YOUR INSTRUCTIONS → Report the count of lines that carry the string "description", and add nothing.

Collection entries →
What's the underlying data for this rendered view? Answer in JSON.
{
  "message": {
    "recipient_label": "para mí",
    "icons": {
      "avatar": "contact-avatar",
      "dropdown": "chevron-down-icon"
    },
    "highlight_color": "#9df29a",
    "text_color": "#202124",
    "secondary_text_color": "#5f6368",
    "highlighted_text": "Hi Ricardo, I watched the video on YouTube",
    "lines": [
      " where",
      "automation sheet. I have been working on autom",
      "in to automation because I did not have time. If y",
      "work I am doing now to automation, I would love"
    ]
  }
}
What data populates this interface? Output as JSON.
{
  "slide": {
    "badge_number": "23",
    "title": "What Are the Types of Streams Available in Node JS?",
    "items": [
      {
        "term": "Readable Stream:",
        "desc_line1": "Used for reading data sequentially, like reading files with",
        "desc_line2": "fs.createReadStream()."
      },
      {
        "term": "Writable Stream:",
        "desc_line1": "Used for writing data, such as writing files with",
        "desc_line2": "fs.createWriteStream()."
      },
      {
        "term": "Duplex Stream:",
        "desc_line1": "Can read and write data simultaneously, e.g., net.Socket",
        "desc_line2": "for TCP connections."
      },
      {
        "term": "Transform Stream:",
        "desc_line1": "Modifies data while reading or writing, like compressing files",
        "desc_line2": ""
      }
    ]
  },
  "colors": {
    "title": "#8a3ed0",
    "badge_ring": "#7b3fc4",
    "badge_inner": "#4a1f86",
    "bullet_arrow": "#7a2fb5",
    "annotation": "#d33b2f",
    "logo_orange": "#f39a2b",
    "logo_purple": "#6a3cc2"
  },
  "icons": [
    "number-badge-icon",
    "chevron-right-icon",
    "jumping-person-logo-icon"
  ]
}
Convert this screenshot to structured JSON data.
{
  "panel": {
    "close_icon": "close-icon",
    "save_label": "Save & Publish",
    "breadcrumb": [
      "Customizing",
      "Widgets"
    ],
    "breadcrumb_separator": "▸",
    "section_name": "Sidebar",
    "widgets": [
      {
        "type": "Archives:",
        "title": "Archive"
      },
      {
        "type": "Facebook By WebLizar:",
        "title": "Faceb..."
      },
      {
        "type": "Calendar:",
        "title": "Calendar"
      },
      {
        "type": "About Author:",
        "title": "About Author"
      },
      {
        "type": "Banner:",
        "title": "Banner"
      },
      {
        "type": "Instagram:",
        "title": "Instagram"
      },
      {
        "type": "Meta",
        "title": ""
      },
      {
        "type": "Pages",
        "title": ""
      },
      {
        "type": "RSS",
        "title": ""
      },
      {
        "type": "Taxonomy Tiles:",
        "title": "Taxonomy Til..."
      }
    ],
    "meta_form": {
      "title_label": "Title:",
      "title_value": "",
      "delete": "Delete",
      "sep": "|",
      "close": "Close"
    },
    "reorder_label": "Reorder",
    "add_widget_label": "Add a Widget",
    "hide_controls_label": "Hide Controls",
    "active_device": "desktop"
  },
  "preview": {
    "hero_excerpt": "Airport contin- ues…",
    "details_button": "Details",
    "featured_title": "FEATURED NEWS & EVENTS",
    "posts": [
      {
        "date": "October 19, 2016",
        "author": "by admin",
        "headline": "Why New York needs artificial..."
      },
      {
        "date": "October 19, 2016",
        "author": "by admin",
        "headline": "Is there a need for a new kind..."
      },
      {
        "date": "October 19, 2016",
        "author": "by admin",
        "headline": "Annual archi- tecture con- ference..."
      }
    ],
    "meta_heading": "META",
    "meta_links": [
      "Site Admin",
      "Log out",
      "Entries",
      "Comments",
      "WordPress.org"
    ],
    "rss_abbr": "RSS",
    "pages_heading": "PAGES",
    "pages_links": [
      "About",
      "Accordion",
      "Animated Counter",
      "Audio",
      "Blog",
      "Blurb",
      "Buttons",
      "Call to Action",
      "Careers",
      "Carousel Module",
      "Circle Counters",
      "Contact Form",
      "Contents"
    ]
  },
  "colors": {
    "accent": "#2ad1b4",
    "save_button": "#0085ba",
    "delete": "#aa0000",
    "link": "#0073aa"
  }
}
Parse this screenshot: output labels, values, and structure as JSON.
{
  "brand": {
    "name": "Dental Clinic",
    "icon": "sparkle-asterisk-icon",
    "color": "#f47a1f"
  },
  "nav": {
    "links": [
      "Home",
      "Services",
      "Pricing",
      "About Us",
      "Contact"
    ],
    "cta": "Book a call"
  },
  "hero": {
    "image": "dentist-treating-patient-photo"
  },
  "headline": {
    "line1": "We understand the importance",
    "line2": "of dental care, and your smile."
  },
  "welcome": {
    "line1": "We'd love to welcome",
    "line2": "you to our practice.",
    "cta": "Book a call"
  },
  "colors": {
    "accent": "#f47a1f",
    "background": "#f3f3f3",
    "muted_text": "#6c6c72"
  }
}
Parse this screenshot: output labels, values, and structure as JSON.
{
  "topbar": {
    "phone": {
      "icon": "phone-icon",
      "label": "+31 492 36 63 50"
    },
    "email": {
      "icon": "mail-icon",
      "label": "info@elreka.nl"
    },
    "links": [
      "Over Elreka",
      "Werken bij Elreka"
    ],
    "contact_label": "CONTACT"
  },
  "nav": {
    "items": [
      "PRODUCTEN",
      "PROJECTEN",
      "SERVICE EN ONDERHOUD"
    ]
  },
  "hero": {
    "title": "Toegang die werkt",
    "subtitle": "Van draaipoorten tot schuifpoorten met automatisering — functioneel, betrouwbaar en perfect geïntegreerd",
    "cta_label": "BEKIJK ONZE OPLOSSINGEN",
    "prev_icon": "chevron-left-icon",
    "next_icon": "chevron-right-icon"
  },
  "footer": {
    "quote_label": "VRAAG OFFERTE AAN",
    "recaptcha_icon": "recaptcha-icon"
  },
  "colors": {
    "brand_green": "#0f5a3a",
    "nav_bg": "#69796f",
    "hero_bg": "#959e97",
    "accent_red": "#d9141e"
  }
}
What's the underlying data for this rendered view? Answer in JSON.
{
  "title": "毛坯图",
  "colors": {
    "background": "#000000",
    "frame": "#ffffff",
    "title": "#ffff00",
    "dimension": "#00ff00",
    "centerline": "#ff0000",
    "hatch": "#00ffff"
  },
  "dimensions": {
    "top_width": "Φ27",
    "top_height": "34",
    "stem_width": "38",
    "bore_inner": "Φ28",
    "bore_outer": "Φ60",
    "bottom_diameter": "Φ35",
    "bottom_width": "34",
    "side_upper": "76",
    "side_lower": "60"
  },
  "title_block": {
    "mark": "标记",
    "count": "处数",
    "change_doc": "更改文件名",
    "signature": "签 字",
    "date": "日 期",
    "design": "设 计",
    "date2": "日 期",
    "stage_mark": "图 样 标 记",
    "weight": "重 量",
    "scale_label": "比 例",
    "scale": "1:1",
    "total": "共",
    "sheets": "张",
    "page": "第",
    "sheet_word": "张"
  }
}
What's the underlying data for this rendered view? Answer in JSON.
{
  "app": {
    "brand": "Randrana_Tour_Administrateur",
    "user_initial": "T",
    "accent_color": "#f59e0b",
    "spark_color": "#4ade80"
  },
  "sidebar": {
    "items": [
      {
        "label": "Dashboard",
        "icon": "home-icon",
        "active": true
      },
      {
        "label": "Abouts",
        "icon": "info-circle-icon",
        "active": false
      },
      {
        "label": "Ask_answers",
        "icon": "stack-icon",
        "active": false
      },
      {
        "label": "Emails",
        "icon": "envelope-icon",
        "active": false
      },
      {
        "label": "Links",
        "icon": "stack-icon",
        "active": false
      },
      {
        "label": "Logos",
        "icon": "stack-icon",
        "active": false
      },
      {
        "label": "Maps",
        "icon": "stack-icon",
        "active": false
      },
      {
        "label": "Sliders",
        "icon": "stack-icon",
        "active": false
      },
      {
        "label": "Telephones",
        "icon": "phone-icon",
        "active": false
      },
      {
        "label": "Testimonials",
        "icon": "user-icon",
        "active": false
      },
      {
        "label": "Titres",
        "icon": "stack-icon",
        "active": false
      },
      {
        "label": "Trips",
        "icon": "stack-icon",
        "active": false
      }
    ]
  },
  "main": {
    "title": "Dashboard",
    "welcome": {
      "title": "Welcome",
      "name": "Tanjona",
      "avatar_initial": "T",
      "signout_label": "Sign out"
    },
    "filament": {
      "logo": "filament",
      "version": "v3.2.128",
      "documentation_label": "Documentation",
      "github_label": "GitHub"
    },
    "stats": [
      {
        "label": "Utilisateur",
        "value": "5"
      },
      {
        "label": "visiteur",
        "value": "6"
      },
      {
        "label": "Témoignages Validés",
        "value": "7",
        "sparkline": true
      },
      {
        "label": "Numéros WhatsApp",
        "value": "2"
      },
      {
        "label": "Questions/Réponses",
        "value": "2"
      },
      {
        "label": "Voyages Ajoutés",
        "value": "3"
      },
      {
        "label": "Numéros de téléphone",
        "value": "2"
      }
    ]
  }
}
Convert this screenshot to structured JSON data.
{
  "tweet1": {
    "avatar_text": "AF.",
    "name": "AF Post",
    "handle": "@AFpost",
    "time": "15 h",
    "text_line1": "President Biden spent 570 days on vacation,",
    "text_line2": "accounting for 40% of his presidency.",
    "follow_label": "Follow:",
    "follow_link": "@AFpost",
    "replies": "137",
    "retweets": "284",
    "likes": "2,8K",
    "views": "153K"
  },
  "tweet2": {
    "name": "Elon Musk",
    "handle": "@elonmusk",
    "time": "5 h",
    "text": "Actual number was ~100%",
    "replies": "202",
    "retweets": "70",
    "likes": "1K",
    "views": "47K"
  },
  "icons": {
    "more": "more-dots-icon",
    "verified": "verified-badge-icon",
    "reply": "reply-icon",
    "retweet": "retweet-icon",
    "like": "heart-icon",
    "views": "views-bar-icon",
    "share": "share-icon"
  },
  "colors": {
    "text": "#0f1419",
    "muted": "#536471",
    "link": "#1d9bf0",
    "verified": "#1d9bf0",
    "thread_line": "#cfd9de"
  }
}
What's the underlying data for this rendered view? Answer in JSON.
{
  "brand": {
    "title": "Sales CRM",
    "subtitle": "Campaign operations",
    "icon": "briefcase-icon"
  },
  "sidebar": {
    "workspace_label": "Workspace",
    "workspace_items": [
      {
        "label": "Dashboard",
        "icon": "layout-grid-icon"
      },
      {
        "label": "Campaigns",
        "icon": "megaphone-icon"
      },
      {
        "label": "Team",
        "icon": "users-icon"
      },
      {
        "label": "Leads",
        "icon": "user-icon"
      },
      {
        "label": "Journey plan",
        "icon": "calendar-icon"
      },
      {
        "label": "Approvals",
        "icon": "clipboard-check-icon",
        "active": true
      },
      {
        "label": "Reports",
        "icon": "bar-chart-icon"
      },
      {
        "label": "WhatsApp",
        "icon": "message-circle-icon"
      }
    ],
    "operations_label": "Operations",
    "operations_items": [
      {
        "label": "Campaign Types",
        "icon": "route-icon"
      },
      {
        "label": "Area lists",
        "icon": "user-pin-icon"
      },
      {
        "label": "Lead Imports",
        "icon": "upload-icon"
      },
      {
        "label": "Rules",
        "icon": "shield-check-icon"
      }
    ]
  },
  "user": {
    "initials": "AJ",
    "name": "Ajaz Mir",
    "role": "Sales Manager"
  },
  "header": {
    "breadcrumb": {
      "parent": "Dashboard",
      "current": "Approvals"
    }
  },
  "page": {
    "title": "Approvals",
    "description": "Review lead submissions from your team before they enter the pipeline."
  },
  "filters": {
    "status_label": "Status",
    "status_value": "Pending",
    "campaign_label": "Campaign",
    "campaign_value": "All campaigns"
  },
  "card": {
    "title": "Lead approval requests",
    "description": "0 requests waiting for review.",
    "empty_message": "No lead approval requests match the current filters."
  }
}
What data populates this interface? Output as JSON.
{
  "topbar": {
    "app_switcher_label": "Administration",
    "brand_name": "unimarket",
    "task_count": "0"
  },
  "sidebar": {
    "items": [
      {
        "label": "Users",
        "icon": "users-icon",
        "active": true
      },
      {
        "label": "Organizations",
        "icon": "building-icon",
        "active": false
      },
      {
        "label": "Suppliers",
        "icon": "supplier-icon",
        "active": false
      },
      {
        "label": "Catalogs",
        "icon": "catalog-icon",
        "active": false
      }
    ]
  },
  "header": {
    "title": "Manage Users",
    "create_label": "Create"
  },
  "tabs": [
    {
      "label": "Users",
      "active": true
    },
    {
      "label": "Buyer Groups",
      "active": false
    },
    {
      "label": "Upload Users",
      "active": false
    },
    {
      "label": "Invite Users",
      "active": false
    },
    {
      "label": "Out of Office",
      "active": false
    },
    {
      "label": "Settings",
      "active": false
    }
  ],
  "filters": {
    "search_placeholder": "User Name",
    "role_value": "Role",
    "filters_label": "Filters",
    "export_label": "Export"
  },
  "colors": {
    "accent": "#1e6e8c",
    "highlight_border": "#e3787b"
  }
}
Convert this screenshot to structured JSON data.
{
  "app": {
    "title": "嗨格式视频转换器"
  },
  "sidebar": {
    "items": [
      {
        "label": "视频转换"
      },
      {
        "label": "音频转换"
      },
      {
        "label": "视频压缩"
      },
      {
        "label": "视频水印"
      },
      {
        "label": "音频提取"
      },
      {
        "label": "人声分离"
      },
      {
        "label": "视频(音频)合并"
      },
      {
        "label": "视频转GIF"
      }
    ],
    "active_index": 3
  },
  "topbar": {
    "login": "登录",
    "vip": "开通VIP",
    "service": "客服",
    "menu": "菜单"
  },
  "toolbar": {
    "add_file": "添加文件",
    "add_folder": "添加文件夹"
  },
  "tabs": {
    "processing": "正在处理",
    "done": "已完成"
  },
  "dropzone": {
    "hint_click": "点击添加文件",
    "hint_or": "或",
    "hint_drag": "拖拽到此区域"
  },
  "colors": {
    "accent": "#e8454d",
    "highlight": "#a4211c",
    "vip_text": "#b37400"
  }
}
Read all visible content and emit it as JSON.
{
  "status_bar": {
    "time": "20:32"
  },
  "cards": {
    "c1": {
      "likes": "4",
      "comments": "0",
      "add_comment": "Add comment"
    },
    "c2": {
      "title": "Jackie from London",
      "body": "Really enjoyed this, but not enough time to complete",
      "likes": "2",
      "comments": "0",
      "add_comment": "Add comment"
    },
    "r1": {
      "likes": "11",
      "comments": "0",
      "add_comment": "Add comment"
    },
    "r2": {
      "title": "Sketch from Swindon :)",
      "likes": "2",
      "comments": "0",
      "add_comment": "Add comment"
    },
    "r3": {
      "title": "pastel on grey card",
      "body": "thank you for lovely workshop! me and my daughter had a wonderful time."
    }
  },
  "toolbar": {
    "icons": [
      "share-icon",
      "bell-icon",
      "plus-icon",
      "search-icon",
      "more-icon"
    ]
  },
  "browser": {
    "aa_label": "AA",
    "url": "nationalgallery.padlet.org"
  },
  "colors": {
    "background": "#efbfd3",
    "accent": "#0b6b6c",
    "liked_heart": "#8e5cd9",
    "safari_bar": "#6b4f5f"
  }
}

OUTPUT → 2